Be sure your pup is worn out and ready for bed before putting it in the crate at night. Hopefully, that will help. It really only took 2 or 3 days of just ignoring the night time wailing and taking out at regular times before he got it. Now, he doesn't mind his crate and is quite comfortable with it. Maybe you can talk to your neighbors and assure them if is very temporary (it probably will be if you're consistent).


----------



## CalliesMom (Apr 8, 2014)

Would it be possible to put her in there after she falls asleep? Or would that be traumatic?

I left her in there at night for 5 nights in a row. The screaming never stopped and night 5 was just as bad as night 1.


----------



## Blanketback (Apr 27, 2012)

That's why I liked gating off the end of the bed. It was good enough to keep him confined and out of trouble, with the added benefit of silence.


----------



## MaggieRoseLee (Aug 17, 2001)

CalliesMom said:


> Would it be possible to put her in there after she falls asleep? Or would that be traumatic?
> 
> I left her in there at night for 5 nights in a row. The screaming never stopped and night 5 was just as bad as night 1.


You can put her in the crate after she falls asleep early in the evening, though usually moving my pups around wakes them up immediately.

You had the crate directly beside your bed so you could reach in to reassure or rap on it to correct (and then praise when quiet) and your puppy screamed for the following 8 hours? 

If so, you just need some better earplugs. My pups would NOT be getting away with teaching ME that howling gets them out. I try to make training go from me to the puppies and not the other way around. Though I have to pay attention cause these puppies are smart and they are good at manipulating me around their cute little paws.

• [Raw data]:
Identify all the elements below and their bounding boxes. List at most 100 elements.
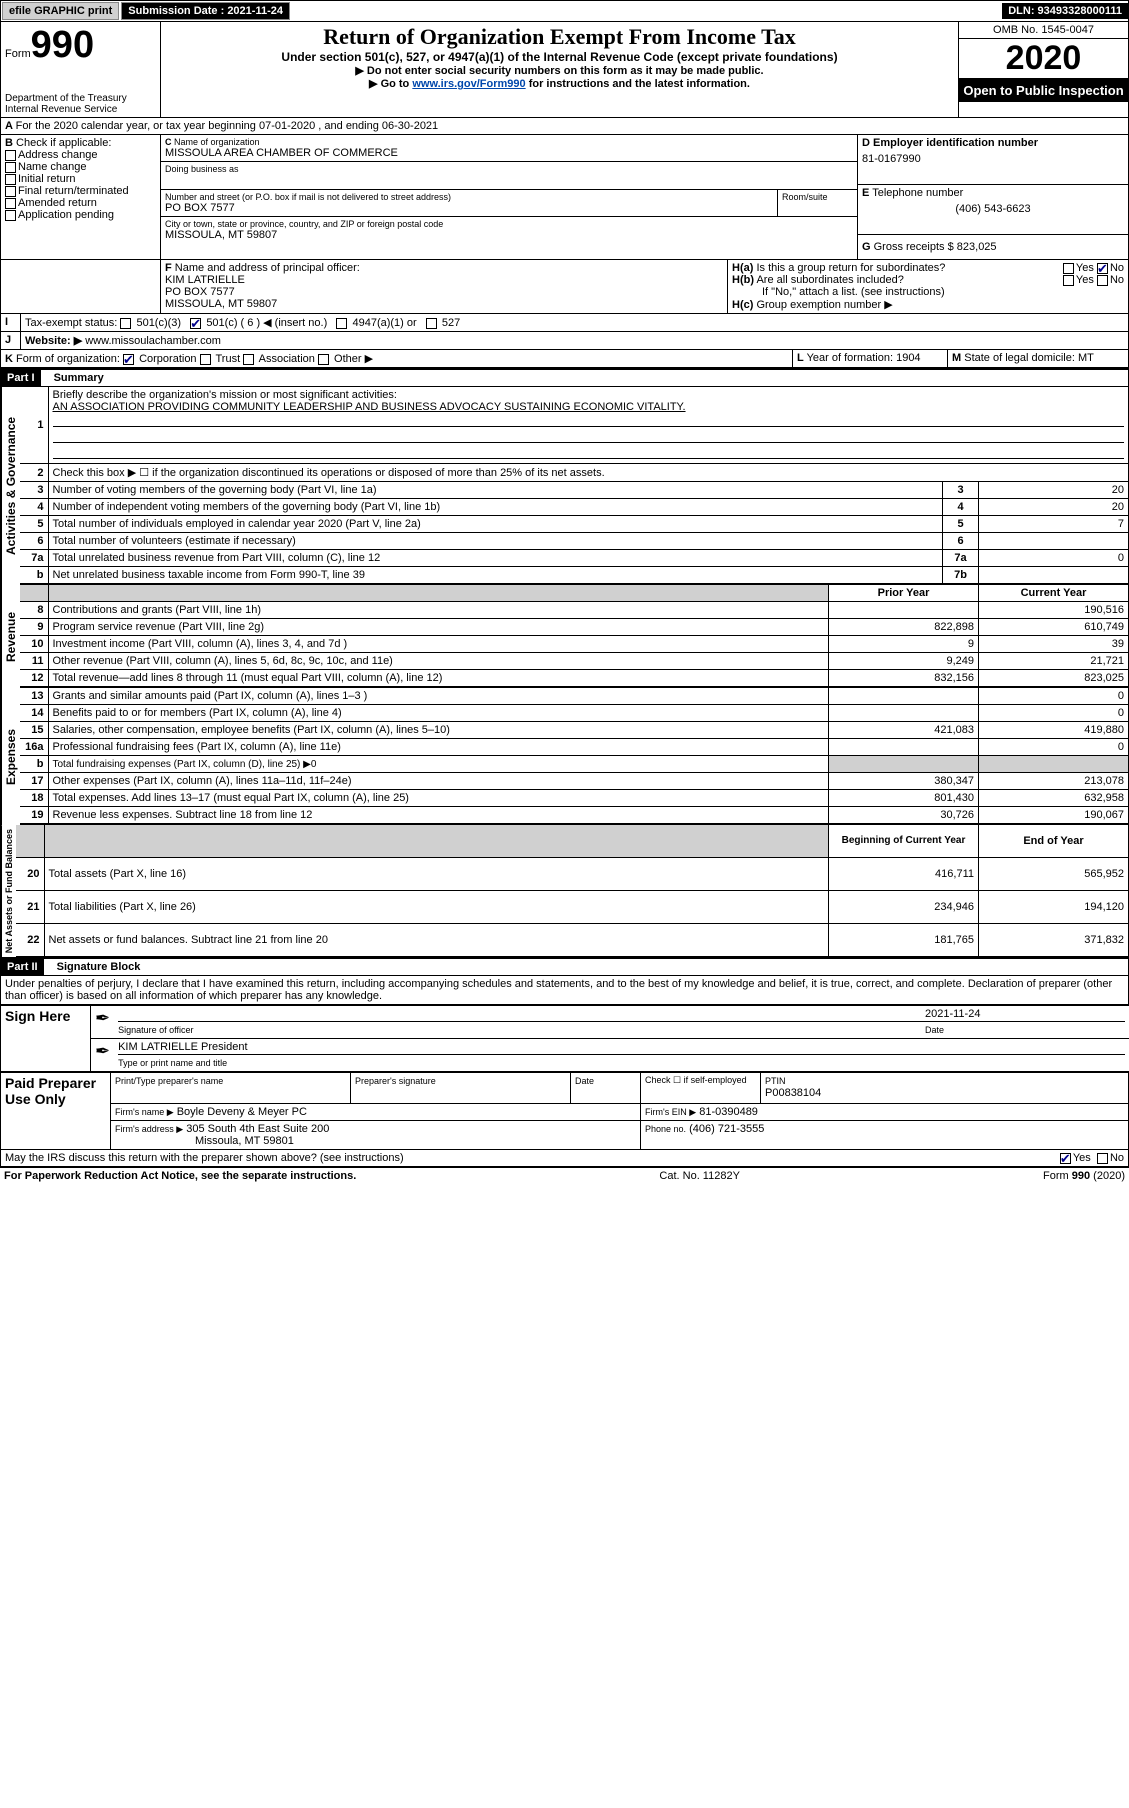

• [Exercises to complete]:
1. Decide whether each statement agrees with the crate-training thread, answering yes or no and quoting the words of the thread that settle it: (a) CalliesMom kept her puppy in the crate at night for five nights in a row. (b) Blanketback preferred gating off the end of the bed. (c) MaggieRoseLee finds that her pups usually stay asleep when moved.
2. Write the next part of the crate-training thread, picking up after its final sentence.
The lines that come with the crate-training thread are not needed here.

• [Results by task]:
1.
(a) Yes: "I left her in there at night for 5 nights in a row."
(b) Yes: "That's why I liked gating off the end of the bed."
(c) No: "though usually moving my pups around wakes them up immediately."

2.
I make sure I REALLY REALLY REALLY exercise them. Hours a day and off leash even better.

I REALLY REALLY REALLY make sure we get a good start on happy positive training ---> http://www.germanshepherds.com/foru...191183-top-training-expectations-puppies.html so they begin learning to listen to me and pay attention rather than bossing ME around.

I make specific socialization plans and trips using friends, families, their people and dogs, petsmart, http://www.germanshepherds.com/foru...ialize-i-want-photos-videos-puppies-dogs.html

I find puppy classes that start as soon as I'm able to work them in to continue to get the leadership role and TIRE THAT PUPPY OUT!

When I tire my pup out, train and socialize her, then there is NO WAY she can literally scream for 8 hours that night. She usually crashes by 9 pm and at most will whine a bit after getting crated by 10 when I go down myself.


----------



## LoveEcho (Mar 4, 2011)

It was a solid two weeks before there was a dent in the screaming for me, but she eventually shut up and rarely makes a peep now  Exercise makes a big difference.


----------



## readmeli (Feb 28, 2013)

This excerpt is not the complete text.